• **SHORT EXERCISE**
Duplicate the items verbatim, starting with the first line and ending with the line that contains "step-label-s202: S202 — [590, 22, 625, 39]", both included.
Start of DATA RECORDS
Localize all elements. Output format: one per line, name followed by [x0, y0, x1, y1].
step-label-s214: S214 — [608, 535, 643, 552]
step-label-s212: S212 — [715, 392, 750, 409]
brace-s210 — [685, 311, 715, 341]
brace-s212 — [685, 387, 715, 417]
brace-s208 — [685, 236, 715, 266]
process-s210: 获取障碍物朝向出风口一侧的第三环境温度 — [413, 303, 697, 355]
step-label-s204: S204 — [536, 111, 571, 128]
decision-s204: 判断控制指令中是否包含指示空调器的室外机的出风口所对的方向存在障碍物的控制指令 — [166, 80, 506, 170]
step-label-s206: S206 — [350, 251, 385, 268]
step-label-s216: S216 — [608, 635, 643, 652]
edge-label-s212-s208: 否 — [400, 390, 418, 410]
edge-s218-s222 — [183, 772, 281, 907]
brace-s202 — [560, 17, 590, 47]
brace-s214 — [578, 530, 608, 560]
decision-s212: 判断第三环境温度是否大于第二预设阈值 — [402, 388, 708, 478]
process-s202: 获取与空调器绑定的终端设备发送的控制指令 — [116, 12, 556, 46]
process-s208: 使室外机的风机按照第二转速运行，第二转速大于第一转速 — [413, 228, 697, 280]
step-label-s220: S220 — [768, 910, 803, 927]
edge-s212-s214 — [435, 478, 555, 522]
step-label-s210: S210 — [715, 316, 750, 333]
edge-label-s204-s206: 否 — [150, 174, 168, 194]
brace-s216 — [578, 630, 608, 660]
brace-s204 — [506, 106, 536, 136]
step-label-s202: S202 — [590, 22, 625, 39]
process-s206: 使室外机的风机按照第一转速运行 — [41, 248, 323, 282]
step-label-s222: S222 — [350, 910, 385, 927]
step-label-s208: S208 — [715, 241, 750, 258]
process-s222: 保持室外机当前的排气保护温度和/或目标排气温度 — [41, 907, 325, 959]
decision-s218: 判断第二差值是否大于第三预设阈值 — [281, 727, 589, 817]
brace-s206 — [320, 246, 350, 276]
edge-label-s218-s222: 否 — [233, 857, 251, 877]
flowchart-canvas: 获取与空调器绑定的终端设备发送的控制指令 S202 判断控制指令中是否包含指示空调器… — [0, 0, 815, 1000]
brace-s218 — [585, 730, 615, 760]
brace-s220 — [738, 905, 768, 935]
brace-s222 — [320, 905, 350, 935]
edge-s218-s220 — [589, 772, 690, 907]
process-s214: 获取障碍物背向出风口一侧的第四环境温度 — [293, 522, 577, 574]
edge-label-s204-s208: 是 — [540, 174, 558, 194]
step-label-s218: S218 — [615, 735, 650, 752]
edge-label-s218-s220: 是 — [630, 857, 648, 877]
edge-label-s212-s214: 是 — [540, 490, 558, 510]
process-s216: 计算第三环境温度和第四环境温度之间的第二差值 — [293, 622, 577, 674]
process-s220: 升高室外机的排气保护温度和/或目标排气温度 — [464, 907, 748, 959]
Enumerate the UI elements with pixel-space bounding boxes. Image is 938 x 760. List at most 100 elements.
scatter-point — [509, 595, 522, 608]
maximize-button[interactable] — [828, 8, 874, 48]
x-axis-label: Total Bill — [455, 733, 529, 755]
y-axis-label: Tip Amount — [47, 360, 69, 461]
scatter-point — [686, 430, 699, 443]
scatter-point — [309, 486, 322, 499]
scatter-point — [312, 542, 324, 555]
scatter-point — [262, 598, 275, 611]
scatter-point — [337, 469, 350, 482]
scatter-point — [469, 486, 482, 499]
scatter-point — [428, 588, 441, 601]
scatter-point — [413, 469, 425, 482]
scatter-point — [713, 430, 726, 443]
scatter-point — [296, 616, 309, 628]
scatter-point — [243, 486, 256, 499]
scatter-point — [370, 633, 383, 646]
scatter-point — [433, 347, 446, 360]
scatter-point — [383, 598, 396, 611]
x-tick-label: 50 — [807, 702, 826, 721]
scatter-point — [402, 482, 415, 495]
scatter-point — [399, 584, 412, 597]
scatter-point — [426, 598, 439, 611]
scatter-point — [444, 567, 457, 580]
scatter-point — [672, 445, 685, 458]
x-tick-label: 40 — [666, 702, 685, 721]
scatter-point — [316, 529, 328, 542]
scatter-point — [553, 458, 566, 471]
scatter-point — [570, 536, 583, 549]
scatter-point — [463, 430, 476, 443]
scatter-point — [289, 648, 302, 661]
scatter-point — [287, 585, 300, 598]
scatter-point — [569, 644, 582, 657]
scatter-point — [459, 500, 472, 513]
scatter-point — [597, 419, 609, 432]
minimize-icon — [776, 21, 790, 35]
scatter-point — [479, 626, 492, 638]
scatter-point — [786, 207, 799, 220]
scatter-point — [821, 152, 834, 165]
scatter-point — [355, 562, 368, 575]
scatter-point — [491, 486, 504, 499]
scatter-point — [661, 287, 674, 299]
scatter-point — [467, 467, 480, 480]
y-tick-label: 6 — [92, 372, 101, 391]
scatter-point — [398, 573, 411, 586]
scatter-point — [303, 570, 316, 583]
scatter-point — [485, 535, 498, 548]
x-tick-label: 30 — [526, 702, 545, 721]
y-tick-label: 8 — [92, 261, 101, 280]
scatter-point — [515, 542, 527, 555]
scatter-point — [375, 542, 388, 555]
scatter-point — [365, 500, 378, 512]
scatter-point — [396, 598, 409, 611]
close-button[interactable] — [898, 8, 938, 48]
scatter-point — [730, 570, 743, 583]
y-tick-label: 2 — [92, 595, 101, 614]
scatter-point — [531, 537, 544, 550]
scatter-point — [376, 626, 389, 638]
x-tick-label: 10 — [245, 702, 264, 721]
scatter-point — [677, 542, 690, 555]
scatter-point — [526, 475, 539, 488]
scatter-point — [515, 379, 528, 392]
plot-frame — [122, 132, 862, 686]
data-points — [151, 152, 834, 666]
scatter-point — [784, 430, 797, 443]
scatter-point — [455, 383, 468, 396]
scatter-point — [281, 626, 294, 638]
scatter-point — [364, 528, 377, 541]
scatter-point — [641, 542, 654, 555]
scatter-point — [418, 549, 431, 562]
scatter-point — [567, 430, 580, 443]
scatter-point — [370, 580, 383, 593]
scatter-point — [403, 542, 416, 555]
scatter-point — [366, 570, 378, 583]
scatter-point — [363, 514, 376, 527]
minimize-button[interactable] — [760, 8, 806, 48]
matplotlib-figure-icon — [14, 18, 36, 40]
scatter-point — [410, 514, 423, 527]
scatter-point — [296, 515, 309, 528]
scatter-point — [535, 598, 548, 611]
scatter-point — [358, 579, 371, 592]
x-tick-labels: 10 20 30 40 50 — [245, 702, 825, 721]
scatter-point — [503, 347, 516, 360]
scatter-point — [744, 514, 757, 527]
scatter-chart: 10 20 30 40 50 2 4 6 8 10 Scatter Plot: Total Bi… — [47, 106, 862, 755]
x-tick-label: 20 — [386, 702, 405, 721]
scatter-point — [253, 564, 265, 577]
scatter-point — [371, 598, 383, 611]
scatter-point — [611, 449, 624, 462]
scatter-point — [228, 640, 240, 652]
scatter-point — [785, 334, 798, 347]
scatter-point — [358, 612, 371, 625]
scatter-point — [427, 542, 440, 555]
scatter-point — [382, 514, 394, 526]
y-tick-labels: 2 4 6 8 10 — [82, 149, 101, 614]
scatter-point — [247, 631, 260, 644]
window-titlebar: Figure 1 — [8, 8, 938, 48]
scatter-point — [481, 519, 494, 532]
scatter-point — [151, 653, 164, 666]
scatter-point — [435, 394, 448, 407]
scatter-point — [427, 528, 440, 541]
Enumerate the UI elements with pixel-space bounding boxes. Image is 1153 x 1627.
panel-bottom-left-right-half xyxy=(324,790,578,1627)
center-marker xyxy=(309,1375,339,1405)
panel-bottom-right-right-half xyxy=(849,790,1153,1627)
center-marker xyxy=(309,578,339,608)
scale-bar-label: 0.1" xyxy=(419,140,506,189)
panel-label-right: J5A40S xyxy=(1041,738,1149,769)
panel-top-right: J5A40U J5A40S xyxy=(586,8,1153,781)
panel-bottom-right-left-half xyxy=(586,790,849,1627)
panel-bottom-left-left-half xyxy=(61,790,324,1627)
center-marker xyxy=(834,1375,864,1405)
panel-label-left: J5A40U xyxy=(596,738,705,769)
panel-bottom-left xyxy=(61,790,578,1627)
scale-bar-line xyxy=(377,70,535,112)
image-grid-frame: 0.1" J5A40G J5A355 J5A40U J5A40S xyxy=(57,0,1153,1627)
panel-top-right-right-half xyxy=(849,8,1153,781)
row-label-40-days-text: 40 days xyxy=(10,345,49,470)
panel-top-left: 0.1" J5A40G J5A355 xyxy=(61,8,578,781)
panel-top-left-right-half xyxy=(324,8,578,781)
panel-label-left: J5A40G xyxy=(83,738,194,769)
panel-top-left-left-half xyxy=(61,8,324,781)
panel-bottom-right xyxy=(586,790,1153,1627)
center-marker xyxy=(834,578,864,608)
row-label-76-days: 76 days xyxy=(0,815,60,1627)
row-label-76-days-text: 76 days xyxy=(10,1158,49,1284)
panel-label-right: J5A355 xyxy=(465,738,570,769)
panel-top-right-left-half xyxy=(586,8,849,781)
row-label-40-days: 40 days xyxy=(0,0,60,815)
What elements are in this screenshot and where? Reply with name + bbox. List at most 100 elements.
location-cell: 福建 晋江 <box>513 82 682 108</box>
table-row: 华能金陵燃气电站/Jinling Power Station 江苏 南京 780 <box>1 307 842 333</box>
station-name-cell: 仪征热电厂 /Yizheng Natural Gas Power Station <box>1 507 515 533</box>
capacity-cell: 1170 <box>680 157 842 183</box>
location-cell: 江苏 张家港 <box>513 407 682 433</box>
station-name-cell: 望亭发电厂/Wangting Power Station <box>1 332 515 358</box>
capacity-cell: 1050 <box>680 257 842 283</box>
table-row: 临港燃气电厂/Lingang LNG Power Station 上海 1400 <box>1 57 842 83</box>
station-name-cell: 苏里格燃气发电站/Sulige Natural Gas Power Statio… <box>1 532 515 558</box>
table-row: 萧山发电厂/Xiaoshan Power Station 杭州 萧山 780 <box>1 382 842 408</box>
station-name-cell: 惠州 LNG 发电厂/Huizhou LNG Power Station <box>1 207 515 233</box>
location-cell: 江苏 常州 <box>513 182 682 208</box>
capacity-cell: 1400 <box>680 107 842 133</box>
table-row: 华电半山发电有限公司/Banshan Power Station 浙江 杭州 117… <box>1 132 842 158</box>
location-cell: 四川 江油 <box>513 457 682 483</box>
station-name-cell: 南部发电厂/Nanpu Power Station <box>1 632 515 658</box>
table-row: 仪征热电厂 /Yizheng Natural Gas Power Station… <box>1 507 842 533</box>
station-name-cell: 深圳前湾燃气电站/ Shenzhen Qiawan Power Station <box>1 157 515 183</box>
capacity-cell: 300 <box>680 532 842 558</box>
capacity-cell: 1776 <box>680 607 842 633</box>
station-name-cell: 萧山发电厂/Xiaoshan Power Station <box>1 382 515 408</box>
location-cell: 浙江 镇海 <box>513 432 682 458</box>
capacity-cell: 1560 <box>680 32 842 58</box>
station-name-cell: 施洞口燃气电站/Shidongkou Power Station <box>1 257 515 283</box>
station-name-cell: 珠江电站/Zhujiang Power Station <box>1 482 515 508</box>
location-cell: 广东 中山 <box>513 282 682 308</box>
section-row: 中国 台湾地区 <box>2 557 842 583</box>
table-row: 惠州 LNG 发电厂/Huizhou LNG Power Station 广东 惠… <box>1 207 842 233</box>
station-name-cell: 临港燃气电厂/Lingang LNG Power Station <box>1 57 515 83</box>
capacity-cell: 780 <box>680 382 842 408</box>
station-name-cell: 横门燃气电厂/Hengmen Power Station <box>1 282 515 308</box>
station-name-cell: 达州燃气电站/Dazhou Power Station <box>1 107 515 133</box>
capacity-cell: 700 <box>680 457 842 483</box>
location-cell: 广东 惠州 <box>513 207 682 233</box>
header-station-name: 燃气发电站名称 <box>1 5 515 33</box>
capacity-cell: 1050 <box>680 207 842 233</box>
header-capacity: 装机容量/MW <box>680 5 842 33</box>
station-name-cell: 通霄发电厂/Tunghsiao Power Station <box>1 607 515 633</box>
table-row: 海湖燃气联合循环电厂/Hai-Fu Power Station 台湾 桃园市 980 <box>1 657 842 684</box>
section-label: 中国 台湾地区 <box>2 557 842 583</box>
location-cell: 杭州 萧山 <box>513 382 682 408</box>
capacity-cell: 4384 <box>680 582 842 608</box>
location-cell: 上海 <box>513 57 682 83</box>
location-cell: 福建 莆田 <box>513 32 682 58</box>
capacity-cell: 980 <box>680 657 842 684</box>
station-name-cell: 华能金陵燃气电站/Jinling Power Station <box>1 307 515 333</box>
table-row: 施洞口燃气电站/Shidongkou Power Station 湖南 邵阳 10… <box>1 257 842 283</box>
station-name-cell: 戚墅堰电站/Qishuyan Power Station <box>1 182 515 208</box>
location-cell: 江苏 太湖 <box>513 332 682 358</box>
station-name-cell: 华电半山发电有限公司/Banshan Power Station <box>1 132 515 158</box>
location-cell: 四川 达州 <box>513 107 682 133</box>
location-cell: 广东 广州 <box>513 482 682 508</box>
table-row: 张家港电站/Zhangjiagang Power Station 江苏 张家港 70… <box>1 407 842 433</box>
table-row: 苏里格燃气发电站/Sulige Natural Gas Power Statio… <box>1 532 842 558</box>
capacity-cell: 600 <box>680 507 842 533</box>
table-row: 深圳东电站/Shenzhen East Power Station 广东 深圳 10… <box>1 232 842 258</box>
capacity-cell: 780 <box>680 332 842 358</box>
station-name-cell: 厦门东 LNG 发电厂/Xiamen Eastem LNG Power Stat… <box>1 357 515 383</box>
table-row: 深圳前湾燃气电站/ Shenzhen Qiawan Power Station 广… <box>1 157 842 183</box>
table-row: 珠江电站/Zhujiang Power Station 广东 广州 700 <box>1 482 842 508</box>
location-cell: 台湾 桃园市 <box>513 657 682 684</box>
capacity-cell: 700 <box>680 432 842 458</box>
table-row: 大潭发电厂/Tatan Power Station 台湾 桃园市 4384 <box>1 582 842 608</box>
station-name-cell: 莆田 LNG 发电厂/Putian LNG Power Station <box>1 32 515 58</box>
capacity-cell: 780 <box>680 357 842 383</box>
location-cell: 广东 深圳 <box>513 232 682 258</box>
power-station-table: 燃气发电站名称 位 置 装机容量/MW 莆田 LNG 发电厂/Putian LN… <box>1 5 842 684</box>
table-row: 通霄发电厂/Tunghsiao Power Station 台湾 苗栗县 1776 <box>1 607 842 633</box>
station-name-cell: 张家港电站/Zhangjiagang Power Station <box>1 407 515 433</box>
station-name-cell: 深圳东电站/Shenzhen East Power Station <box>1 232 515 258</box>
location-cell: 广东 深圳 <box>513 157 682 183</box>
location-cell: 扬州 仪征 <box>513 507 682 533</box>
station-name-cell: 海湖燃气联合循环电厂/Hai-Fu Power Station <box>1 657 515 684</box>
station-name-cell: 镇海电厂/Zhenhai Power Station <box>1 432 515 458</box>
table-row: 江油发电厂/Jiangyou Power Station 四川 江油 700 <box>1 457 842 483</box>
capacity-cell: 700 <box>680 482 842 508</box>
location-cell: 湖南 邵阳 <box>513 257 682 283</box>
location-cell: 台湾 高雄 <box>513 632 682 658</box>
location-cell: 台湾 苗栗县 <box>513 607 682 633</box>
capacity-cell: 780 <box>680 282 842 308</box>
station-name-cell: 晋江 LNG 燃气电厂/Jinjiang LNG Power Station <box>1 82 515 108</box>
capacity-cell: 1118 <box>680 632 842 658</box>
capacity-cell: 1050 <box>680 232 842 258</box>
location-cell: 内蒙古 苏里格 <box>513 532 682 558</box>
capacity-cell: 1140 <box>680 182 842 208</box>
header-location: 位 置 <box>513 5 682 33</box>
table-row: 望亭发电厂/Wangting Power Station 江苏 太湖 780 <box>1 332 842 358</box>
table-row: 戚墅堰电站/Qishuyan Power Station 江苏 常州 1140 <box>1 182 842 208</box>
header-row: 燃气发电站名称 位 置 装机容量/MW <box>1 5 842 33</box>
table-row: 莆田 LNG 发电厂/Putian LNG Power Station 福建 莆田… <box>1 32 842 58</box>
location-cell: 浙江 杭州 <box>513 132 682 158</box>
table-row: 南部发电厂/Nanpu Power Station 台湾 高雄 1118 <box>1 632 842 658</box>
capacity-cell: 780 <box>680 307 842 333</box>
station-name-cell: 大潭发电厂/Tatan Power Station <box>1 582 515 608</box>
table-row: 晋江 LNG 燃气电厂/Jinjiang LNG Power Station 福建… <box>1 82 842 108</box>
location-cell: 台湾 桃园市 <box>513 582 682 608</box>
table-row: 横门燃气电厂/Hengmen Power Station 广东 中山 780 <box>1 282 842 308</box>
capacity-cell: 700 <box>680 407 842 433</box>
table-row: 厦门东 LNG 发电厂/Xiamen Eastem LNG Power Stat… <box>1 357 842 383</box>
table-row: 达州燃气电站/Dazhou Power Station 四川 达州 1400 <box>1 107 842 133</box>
End of DATA RECORDS
• **FINAL ANSWER**
Localize all elements. Output format: one per line, name followed by [x0, y0, x1, y1].
step-label-s214: S214 — [608, 535, 643, 552]
step-label-s212: S212 — [715, 392, 750, 409]
brace-s210 — [685, 311, 715, 341]
brace-s212 — [685, 387, 715, 417]
brace-s208 — [685, 236, 715, 266]
process-s210: 获取障碍物朝向出风口一侧的第三环境温度 — [413, 303, 697, 355]
step-label-s204: S204 — [536, 111, 571, 128]
decision-s204: 判断控制指令中是否包含指示空调器的室外机的出风口所对的方向存在障碍物的控制指令 — [166, 80, 506, 170]
step-label-s206: S206 — [350, 251, 385, 268]
step-label-s216: S216 — [608, 635, 643, 652]
edge-label-s212-s208: 否 — [400, 390, 418, 410]
edge-s218-s222 — [183, 772, 281, 907]
brace-s202 — [560, 17, 590, 47]
brace-s214 — [578, 530, 608, 560]
decision-s212: 判断第三环境温度是否大于第二预设阈值 — [402, 388, 708, 478]
process-s202: 获取与空调器绑定的终端设备发送的控制指令 — [116, 12, 556, 46]
process-s208: 使室外机的风机按照第二转速运行，第二转速大于第一转速 — [413, 228, 697, 280]
step-label-s220: S220 — [768, 910, 803, 927]
edge-s212-s214 — [435, 478, 555, 522]
step-label-s210: S210 — [715, 316, 750, 333]
edge-label-s204-s206: 否 — [150, 174, 168, 194]
brace-s216 — [578, 630, 608, 660]
brace-s204 — [506, 106, 536, 136]
step-label-s202: S202 — [590, 22, 625, 39]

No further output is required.